**Data entries**
────

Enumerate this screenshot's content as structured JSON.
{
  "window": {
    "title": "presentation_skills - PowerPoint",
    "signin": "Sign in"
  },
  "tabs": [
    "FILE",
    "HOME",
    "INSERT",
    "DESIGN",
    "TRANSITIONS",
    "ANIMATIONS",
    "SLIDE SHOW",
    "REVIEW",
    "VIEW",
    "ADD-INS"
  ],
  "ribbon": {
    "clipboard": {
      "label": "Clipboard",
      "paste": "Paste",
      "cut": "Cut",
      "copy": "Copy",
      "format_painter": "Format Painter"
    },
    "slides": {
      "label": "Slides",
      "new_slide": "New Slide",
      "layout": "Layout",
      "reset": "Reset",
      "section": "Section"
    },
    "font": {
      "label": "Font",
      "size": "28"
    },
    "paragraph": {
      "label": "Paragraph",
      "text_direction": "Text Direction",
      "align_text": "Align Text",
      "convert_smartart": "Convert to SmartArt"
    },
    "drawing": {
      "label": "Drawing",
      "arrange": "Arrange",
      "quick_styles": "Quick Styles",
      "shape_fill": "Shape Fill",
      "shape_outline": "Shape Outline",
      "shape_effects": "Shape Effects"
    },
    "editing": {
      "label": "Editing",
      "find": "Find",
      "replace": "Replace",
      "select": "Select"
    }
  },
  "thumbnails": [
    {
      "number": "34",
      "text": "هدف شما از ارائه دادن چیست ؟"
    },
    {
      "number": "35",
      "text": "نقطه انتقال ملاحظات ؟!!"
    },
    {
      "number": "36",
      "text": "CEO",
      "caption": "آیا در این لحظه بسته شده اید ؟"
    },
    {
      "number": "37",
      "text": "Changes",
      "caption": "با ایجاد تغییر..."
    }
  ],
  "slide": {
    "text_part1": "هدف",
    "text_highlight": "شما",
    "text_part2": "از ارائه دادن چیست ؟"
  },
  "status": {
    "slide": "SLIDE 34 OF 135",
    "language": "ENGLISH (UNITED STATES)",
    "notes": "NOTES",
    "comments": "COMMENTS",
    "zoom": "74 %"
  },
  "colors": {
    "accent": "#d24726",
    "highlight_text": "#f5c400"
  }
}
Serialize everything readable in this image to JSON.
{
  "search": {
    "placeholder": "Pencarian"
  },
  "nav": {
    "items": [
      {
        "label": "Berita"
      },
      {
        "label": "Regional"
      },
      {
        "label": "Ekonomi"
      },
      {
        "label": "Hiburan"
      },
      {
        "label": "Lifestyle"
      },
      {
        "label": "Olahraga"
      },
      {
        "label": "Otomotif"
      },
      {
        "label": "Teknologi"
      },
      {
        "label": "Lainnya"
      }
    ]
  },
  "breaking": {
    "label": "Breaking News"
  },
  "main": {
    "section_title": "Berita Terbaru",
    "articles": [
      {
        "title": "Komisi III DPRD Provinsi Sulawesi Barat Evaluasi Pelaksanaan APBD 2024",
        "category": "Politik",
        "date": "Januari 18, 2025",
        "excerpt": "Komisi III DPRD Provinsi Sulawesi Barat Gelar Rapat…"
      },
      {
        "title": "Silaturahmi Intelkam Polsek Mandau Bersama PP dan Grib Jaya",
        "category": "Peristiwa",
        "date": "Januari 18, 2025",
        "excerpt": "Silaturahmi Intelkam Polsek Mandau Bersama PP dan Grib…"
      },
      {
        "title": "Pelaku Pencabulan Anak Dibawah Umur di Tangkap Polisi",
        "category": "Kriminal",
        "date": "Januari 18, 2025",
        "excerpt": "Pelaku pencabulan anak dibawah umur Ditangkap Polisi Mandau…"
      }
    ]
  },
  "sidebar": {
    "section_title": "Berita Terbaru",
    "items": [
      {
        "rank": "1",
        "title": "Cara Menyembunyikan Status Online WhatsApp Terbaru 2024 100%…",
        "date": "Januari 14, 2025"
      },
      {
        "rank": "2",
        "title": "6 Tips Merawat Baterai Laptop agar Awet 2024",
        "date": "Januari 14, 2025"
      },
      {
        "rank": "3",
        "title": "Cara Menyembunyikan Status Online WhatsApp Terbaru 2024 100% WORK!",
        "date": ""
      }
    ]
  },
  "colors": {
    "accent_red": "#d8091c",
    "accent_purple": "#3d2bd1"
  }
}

────

**Exercise requirements**
Using the records above, pull out each line where the word "caption" occurs.

**Answer to this task**
      "caption": "آیا در این لحظه بسته شده اید ؟"
      "caption": "با ایجاد تغییر..."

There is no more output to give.